** Start STORED DATA **
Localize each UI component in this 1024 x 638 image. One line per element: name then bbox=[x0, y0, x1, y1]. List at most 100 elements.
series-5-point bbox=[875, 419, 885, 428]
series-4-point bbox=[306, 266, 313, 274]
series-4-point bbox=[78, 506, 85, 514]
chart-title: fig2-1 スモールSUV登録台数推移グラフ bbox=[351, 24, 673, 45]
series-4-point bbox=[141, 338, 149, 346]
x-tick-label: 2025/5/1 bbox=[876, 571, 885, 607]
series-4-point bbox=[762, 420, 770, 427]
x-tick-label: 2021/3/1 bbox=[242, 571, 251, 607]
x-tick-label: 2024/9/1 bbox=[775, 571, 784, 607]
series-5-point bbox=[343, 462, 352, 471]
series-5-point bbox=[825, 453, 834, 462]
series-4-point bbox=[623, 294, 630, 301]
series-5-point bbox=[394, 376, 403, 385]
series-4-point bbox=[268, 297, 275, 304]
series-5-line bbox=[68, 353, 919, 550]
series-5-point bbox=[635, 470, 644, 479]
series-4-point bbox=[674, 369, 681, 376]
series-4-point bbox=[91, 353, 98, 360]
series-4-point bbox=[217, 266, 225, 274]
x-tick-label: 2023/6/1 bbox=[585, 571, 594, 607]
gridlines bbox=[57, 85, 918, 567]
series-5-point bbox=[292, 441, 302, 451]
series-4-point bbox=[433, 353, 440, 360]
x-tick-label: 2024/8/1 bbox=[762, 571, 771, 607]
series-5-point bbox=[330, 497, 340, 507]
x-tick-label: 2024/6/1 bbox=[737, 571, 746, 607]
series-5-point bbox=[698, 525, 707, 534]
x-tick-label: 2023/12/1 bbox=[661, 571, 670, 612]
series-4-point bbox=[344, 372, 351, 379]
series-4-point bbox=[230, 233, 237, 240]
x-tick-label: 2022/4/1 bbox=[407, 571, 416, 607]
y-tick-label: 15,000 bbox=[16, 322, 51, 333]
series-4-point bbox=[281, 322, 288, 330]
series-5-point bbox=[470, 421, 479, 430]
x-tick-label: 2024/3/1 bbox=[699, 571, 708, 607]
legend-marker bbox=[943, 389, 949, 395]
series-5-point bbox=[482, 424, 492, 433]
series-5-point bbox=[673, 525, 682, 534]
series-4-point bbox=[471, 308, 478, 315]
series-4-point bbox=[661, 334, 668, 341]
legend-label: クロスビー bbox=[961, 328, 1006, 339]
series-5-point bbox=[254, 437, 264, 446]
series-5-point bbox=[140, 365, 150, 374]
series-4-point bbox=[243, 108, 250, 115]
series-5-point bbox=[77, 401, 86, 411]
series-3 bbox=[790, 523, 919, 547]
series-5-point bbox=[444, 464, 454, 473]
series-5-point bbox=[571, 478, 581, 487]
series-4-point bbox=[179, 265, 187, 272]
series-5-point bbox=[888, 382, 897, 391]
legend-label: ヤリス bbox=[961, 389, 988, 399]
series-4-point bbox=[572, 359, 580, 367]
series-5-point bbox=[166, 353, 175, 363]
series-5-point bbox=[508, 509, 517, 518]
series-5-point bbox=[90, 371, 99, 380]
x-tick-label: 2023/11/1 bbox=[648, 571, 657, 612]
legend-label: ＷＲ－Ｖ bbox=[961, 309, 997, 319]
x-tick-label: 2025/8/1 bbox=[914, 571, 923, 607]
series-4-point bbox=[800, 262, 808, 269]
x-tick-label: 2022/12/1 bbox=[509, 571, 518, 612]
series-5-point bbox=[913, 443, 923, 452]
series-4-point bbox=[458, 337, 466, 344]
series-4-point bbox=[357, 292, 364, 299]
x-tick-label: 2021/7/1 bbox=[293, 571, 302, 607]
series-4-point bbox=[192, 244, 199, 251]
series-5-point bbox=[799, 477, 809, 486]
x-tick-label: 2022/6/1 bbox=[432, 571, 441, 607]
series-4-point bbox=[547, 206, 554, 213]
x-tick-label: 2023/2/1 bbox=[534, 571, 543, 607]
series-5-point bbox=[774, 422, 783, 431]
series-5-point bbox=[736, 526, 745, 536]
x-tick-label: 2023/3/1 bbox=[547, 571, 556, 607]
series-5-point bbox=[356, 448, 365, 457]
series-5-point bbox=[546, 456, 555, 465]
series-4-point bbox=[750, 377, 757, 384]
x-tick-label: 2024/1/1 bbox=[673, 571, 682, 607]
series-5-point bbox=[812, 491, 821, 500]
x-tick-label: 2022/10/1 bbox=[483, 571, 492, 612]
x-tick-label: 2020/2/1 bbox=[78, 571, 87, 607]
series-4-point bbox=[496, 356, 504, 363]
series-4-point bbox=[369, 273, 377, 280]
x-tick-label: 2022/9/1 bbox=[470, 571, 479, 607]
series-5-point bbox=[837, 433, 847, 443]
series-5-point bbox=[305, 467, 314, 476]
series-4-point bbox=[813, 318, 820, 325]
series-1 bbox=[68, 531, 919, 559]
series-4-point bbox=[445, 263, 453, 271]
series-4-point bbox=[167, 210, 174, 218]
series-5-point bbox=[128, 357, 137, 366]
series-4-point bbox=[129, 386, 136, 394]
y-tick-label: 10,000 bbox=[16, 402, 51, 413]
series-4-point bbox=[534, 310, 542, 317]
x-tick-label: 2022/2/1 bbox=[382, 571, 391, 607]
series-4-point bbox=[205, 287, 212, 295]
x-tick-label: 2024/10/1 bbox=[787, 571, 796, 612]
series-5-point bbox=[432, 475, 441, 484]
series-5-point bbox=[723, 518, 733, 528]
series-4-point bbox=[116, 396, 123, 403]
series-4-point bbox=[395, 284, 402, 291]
** End STORED DATA **
- _WHAT YOU WILL DO_:
Render every line of the listing above as a Markdown table with two columns, Row for the row number and Entry for the line itself. Leave out any blank lines.

- _TASK RESULT_:
| Row | Entry |
|---|---|
| 1 | Localize each UI component in this 1024 x 638 image. One line per element: name then bbox=[x0, y0, x1, y1]. List at most 100 elements. |
| 2 | series-5-point bbox=[875, 419, 885, 428] |
| 3 | series-4-point bbox=[306, 266, 313, 274] |
| 4 | series-4-point bbox=[78, 506, 85, 514] |
| 5 | chart-title: fig2-1 スモールSUV登録台数推移グラフ bbox=[351, 24, 673, 45] |
| 6 | series-4-point bbox=[141, 338, 149, 346] |
| 7 | x-tick-label: 2025/5/1 bbox=[876, 571, 885, 607] |
| 8 | series-4-point bbox=[762, 420, 770, 427] |
| 9 | x-tick-label: 2021/3/1 bbox=[242, 571, 251, 607] |
| 10 | x-tick-label: 2024/9/1 bbox=[775, 571, 784, 607] |
| 11 | series-5-point bbox=[343, 462, 352, 471] |
| 12 | series-5-point bbox=[825, 453, 834, 462] |
| 13 | series-4-point bbox=[623, 294, 630, 301] |
| 14 | series-5-point bbox=[394, 376, 403, 385] |
| 15 | series-4-point bbox=[268, 297, 275, 304] |
| 16 | series-5-line bbox=[68, 353, 919, 550] |
| 17 | series-5-point bbox=[635, 470, 644, 479] |
| 18 | series-4-point bbox=[674, 369, 681, 376] |
| 19 | series-4-point bbox=[91, 353, 98, 360] |
| 20 | series-4-point bbox=[217, 266, 225, 274] |
| 21 | x-tick-label: 2023/6/1 bbox=[585, 571, 594, 607] |
| 22 | gridlines bbox=[57, 85, 918, 567] |
| 23 | series-5-point bbox=[292, 441, 302, 451] |
| 24 | series-4-point bbox=[433, 353, 440, 360] |
| 25 | x-tick-label: 2024/8/1 bbox=[762, 571, 771, 607] |
| 26 | series-5-point bbox=[330, 497, 340, 507] |
| 27 | x-tick-label: 2024/6/1 bbox=[737, 571, 746, 607] |
| 28 | series-5-point bbox=[698, 525, 707, 534] |
| 29 | x-tick-label: 2023/12/1 bbox=[661, 571, 670, 612] |
| 30 | series-4-point bbox=[344, 372, 351, 379] |
| 31 | series-4-point bbox=[230, 233, 237, 240] |
| 32 | x-tick-label: 2022/4/1 bbox=[407, 571, 416, 607] |
| 33 | y-tick-label: 15,000 bbox=[16, 322, 51, 333] |
| 34 | series-4-point bbox=[281, 322, 288, 330] |
| 35 | series-5-point bbox=[470, 421, 479, 430] |
| 36 | x-tick-label: 2024/3/1 bbox=[699, 571, 708, 607] |
| 37 | legend-marker bbox=[943, 389, 949, 395] |
| 38 | series-5-point bbox=[482, 424, 492, 433] |
| 39 | series-5-point bbox=[673, 525, 682, 534] |
| 40 | series-4-point bbox=[471, 308, 478, 315] |
| 41 | series-4-point bbox=[661, 334, 668, 341] |
| 42 | legend-label: クロスビー bbox=[961, 328, 1006, 339] |
| 43 | series-5-point bbox=[254, 437, 264, 446] |
| 44 | series-5-point bbox=[140, 365, 150, 374] |
| 45 | series-4-point bbox=[243, 108, 250, 115] |
| 46 | series-5-point bbox=[77, 401, 86, 411] |
| 47 | series-3 bbox=[790, 523, 919, 547] |
| 48 | series-5-point bbox=[444, 464, 454, 473] |
| 49 | series-5-point bbox=[571, 478, 581, 487] |
| 50 | series-4-point bbox=[179, 265, 187, 272] |
| 51 | series-5-point bbox=[888, 382, 897, 391] |
| 52 | legend-label: ヤリス bbox=[961, 389, 988, 399] |
| 53 | series-4-point bbox=[572, 359, 580, 367] |
| 54 | series-5-point bbox=[166, 353, 175, 363] |
| 55 | series-5-point bbox=[508, 509, 517, 518] |
| 56 | series-5-point bbox=[90, 371, 99, 380] |
| 57 | x-tick-label: 2023/11/1 bbox=[648, 571, 657, 612] |
| 58 | legend-label: ＷＲ－Ｖ bbox=[961, 309, 997, 319] |
| 59 | x-tick-label: 2025/8/1 bbox=[914, 571, 923, 607] |
| 60 | series-4-point bbox=[800, 262, 808, 269] |
| 61 | x-tick-label: 2022/12/1 bbox=[509, 571, 518, 612] |
| 62 | series-5-point bbox=[913, 443, 923, 452] |
| 63 | series-4-point bbox=[458, 337, 466, 344] |
| 64 | series-4-point bbox=[357, 292, 364, 299] |
| 65 | x-tick-label: 2021/7/1 bbox=[293, 571, 302, 607] |
| 66 | series-4-point bbox=[192, 244, 199, 251] |
| 67 | series-5-point bbox=[799, 477, 809, 486] |
| 68 | x-tick-label: 2022/6/1 bbox=[432, 571, 441, 607] |
| 69 | series-4-point bbox=[547, 206, 554, 213] |
| 70 | x-tick-label: 2023/2/1 bbox=[534, 571, 543, 607] |
| 71 | series-5-point bbox=[774, 422, 783, 431] |
| 72 | series-5-point bbox=[736, 526, 745, 536] |
| 73 | x-tick-label: 2023/3/1 bbox=[547, 571, 556, 607] |
| 74 | series-5-point bbox=[356, 448, 365, 457] |
| 75 | series-5-point bbox=[546, 456, 555, 465] |
| 76 | series-4-point bbox=[750, 377, 757, 384] |
| 77 | x-tick-label: 2024/1/1 bbox=[673, 571, 682, 607] |
| 78 | series-5-point bbox=[812, 491, 821, 500] |
| 79 | x-tick-label: 2022/10/1 bbox=[483, 571, 492, 612] |
| 80 | x-tick-label: 2020/2/1 bbox=[78, 571, 87, 607] |
| 81 | series-4-point bbox=[496, 356, 504, 363] |
| 82 | series-4-point bbox=[369, 273, 377, 280] |
| 83 | x-tick-label: 2022/9/1 bbox=[470, 571, 479, 607] |
| 84 | series-5-point bbox=[837, 433, 847, 443] |
| 85 | series-5-point bbox=[305, 467, 314, 476] |
| 86 | series-4-point bbox=[813, 318, 820, 325] |
| 87 | series-1 bbox=[68, 531, 919, 559] |
| 88 | series-4-point bbox=[445, 263, 453, 271] |
| 89 | series-4-point bbox=[167, 210, 174, 218] |
| 90 | series-5-point bbox=[128, 357, 137, 366] |
| 91 | series-4-point bbox=[129, 386, 136, 394] |
| 92 | y-tick-label: 10,000 bbox=[16, 402, 51, 413] |
| 93 | series-4-point bbox=[534, 310, 542, 317] |
| 94 | x-tick-label: 2022/2/1 bbox=[382, 571, 391, 607] |
| 95 | series-4-point bbox=[205, 287, 212, 295] |
| 96 | x-tick-label: 2024/10/1 bbox=[787, 571, 796, 612] |
| 97 | series-5-point bbox=[432, 475, 441, 484] |
| 98 | series-5-point bbox=[723, 518, 733, 528] |
| 99 | series-4-point bbox=[116, 396, 123, 403] |
| 100 | series-4-point bbox=[395, 284, 402, 291] |